Extracted material -
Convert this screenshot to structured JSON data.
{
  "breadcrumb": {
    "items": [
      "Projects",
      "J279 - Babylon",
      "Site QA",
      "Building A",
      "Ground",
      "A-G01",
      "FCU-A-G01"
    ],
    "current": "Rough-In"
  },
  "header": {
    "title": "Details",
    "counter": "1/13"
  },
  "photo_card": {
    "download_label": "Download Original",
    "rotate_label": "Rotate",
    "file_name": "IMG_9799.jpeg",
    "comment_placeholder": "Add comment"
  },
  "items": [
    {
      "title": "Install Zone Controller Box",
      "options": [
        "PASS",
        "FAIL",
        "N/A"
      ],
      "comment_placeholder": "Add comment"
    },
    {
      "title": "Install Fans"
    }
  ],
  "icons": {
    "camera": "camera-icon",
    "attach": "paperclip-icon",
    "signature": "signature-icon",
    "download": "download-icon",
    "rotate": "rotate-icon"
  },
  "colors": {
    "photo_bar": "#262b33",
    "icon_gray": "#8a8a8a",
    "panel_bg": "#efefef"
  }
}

Problem details -
Reproduce the entries above in full by retyping them exactly.

Right answer -
Convert this screenshot to structured JSON data.
{
  "breadcrumb": {
    "items": [
      "Projects",
      "J279 - Babylon",
      "Site QA",
      "Building A",
      "Ground",
      "A-G01",
      "FCU-A-G01"
    ],
    "current": "Rough-In"
  },
  "header": {
    "title": "Details",
    "counter": "1/13"
  },
  "photo_card": {
    "download_label": "Download Original",
    "rotate_label": "Rotate",
    "file_name": "IMG_9799.jpeg",
    "comment_placeholder": "Add comment"
  },
  "items": [
    {
      "title": "Install Zone Controller Box",
      "options": [
        "PASS",
        "FAIL",
        "N/A"
      ],
      "comment_placeholder": "Add comment"
    },
    {
      "title": "Install Fans"
    }
  ],
  "icons": {
    "camera": "camera-icon",
    "attach": "paperclip-icon",
    "signature": "signature-icon",
    "download": "download-icon",
    "rotate": "rotate-icon"
  },
  "colors": {
    "photo_bar": "#262b33",
    "icon_gray": "#8a8a8a",
    "panel_bg": "#efefef"
  }
}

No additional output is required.